Reproduce the listing below in full and without alteration, apart from its pictures.

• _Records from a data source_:
# # # # #

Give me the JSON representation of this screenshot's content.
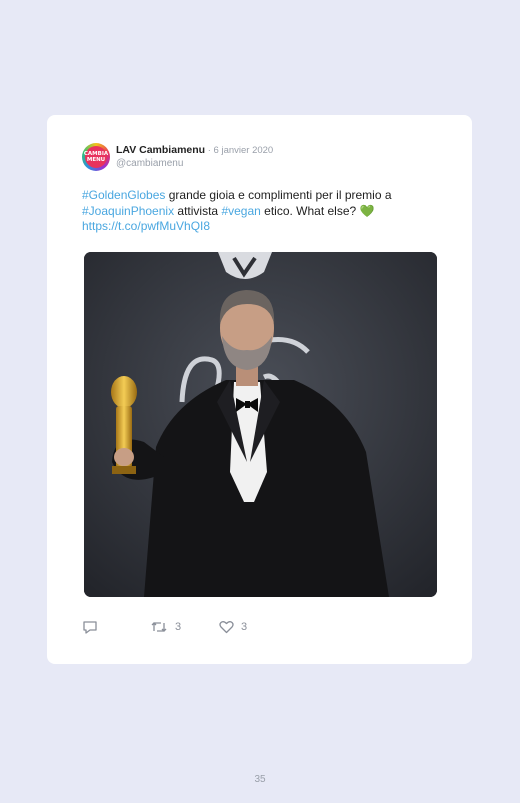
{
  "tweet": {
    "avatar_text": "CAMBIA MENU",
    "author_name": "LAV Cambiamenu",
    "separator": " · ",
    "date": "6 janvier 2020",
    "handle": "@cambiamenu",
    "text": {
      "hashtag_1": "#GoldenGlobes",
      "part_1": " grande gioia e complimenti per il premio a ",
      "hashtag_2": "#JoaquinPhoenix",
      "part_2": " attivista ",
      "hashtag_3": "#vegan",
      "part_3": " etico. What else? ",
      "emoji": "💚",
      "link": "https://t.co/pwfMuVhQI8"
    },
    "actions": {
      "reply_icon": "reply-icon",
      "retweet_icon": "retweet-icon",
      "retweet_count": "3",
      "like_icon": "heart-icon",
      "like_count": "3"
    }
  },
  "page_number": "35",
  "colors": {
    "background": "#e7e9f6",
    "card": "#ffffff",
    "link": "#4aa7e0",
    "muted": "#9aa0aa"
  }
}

# # # # #

• _WRITTEN ANSWER_:
Give me the JSON representation of this screenshot's content.
{
  "tweet": {
    "avatar_text": "CAMBIA MENU",
    "author_name": "LAV Cambiamenu",
    "separator": " · ",
    "date": "6 janvier 2020",
    "handle": "@cambiamenu",
    "text": {
      "hashtag_1": "#GoldenGlobes",
      "part_1": " grande gioia e complimenti per il premio a ",
      "hashtag_2": "#JoaquinPhoenix",
      "part_2": " attivista ",
      "hashtag_3": "#vegan",
      "part_3": " etico. What else? ",
      "emoji": "💚",
      "link": "https://t.co/pwfMuVhQI8"
    },
    "actions": {
      "reply_icon": "reply-icon",
      "retweet_icon": "retweet-icon",
      "retweet_count": "3",
      "like_icon": "heart-icon",
      "like_count": "3"
    }
  },
  "page_number": "35",
  "colors": {
    "background": "#e7e9f6",
    "card": "#ffffff",
    "link": "#4aa7e0",
    "muted": "#9aa0aa"
  }
}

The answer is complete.